The answer must be an exact copy of the records, with no pictures in it.

== == ==

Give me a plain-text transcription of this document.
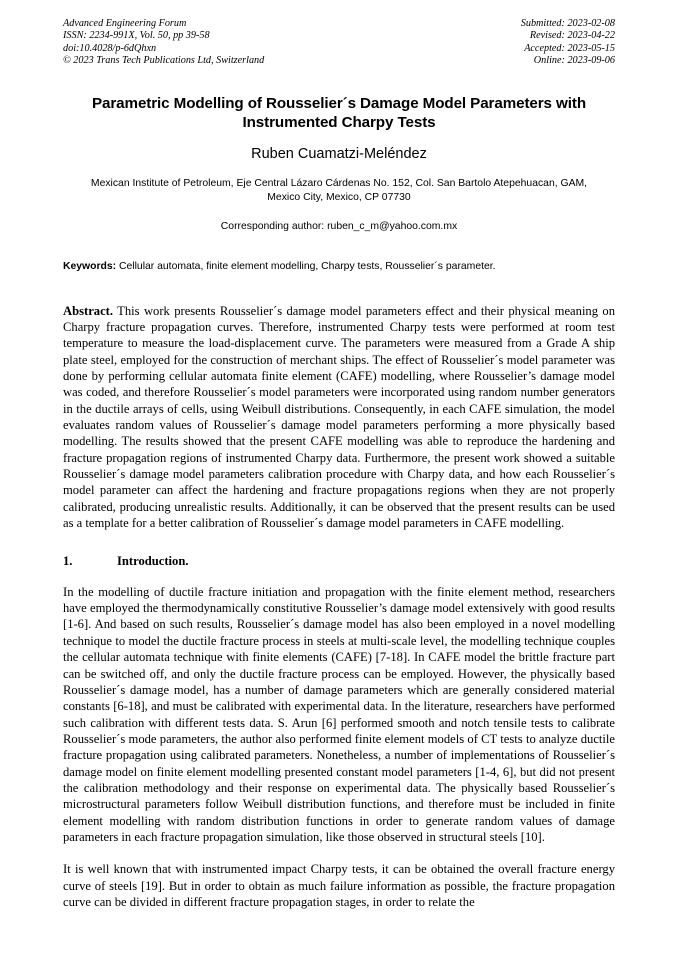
Advanced Engineering Forum
ISSN: 2234-991X, Vol. 50, pp 39-58
doi:10.4028/p-6dQhxn
© 2023 Trans Tech Publications Ltd, Switzerland
Submitted: 2023-02-08
Revised: 2023-04-22
Accepted: 2023-05-15
Online: 2023-09-06
Parametric Modelling of Rousselier´s Damage Model Parameters with Instrumented Charpy Tests
Ruben Cuamatzi-Meléndez
Mexican Institute of Petroleum, Eje Central Lázaro Cárdenas No. 152, Col. San Bartolo Atepehuacan, GAM, Mexico City, Mexico, CP 07730
Corresponding author: ruben_c_m@yahoo.com.mx
Keywords: Cellular automata, finite element modelling, Charpy tests, Rousselier´s parameter.

Abstract. This work presents Rousselier´s damage model parameters effect and their physical meaning on Charpy fracture propagation curves. Therefore, instrumented Charpy tests were performed at room test temperature to measure the load-displacement curve. The parameters were measured from a Grade A ship plate steel, employed for the construction of merchant ships. The effect of Rousselier´s model parameter was done by performing cellular automata finite element (CAFE) modelling, where Rousselier’s damage model was coded, and therefore Rousselier´s model parameters were incorporated using random number generators in the ductile arrays of cells, using Weibull distributions. Consequently, in each CAFE simulation, the model evaluates random values of Rousselier´s damage model parameters performing a more physically based modelling. The results showed that the present CAFE modelling was able to reproduce the hardening and fracture propagation regions of instrumented Charpy data. Furthermore, the present work showed a suitable Rousselier´s damage model parameters calibration procedure with Charpy data, and how each Rousselier´s model parameter can affect the hardening and fracture propagations regions when they are not properly calibrated, producing unrealistic results. Additionally, it can be observed that the present results can be used as a template for a better calibration of Rousselier´s damage model parameters in CAFE modelling.

1.	Introduction.

In the modelling of ductile fracture initiation and propagation with the finite element method, researchers have employed the thermodynamically constitutive Rousselier’s damage model extensively with good results [1-6]. And based on such results, Rousselier´s damage model has also been employed in a novel modelling technique to model the ductile fracture process in steels at multi-scale level, the modelling technique couples the cellular automata technique with finite elements (CAFE) [7-18]. In CAFE model the brittle fracture part can be switched off, and only the ductile fracture process can be employed. However, the physically based Rousselier´s damage model, has a number of damage parameters which are generally considered material constants [6-18], and must be calibrated with experimental data. In the literature, researchers have performed such calibration with different tests data. S. Arun [6] performed smooth and notch tensile tests to calibrate Rousselier´s mode parameters, the author also performed finite element models of CT tests to analyze ductile fracture propagation using calibrated parameters. Nonetheless, a number of implementations of Rousselier´s damage model on finite element modelling presented constant model parameters [1-4, 6], but did not present the calibration methodology and their response on experimental data. The physically based Rousselier´s microstructural parameters follow Weibull distribution functions, and therefore must be included in finite element modelling with random distribution functions in order to generate random values of damage parameters in each fracture propagation simulation, like those observed in structural steels [10].

It is well known that with instrumented impact Charpy tests, it can be obtained the overall fracture energy curve of steels [19]. But in order to obtain as much failure information as possible, the fracture propagation curve can be divided in different fracture propagation stages, in order to relate the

== == ==

### Reply
Give me a plain-text transcription of this document.
Advanced Engineering Forum
ISSN: 2234-991X, Vol. 50, pp 39-58
doi:10.4028/p-6dQhxn
© 2023 Trans Tech Publications Ltd, Switzerland
Submitted: 2023-02-08
Revised: 2023-04-22
Accepted: 2023-05-15
Online: 2023-09-06
Parametric Modelling of Rousselier´s Damage Model Parameters with Instrumented Charpy Tests
Ruben Cuamatzi-Meléndez
Mexican Institute of Petroleum, Eje Central Lázaro Cárdenas No. 152, Col. San Bartolo Atepehuacan, GAM, Mexico City, Mexico, CP 07730
Corresponding author: ruben_c_m@yahoo.com.mx
Keywords: Cellular automata, finite element modelling, Charpy tests, Rousselier´s parameter.

Abstract. This work presents Rousselier´s damage model parameters effect and their physical meaning on Charpy fracture propagation curves. Therefore, instrumented Charpy tests were performed at room test temperature to measure the load-displacement curve. The parameters were measured from a Grade A ship plate steel, employed for the construction of merchant ships. The effect of Rousselier´s model parameter was done by performing cellular automata finite element (CAFE) modelling, where Rousselier’s damage model was coded, and therefore Rousselier´s model parameters were incorporated using random number generators in the ductile arrays of cells, using Weibull distributions. Consequently, in each CAFE simulation, the model evaluates random values of Rousselier´s damage model parameters performing a more physically based modelling. The results showed that the present CAFE modelling was able to reproduce the hardening and fracture propagation regions of instrumented Charpy data. Furthermore, the present work showed a suitable Rousselier´s damage model parameters calibration procedure with Charpy data, and how each Rousselier´s model parameter can affect the hardening and fracture propagations regions when they are not properly calibrated, producing unrealistic results. Additionally, it can be observed that the present results can be used as a template for a better calibration of Rousselier´s damage model parameters in CAFE modelling.

1.	Introduction.

In the modelling of ductile fracture initiation and propagation with the finite element method, researchers have employed the thermodynamically constitutive Rousselier’s damage model extensively with good results [1-6]. And based on such results, Rousselier´s damage model has also been employed in a novel modelling technique to model the ductile fracture process in steels at multi-scale level, the modelling technique couples the cellular automata technique with finite elements (CAFE) [7-18]. In CAFE model the brittle fracture part can be switched off, and only the ductile fracture process can be employed. However, the physically based Rousselier´s damage model, has a number of damage parameters which are generally considered material constants [6-18], and must be calibrated with experimental data. In the literature, researchers have performed such calibration with different tests data. S. Arun [6] performed smooth and notch tensile tests to calibrate Rousselier´s mode parameters, the author also performed finite element models of CT tests to analyze ductile fracture propagation using calibrated parameters. Nonetheless, a number of implementations of Rousselier´s damage model on finite element modelling presented constant model parameters [1-4, 6], but did not present the calibration methodology and their response on experimental data. The physically based Rousselier´s microstructural parameters follow Weibull distribution functions, and therefore must be included in finite element modelling with random distribution functions in order to generate random values of damage parameters in each fracture propagation simulation, like those observed in structural steels [10].

It is well known that with instrumented impact Charpy tests, it can be obtained the overall fracture energy curve of steels [19]. But in order to obtain as much failure information as possible, the fracture propagation curve can be divided in different fracture propagation stages, in order to relate the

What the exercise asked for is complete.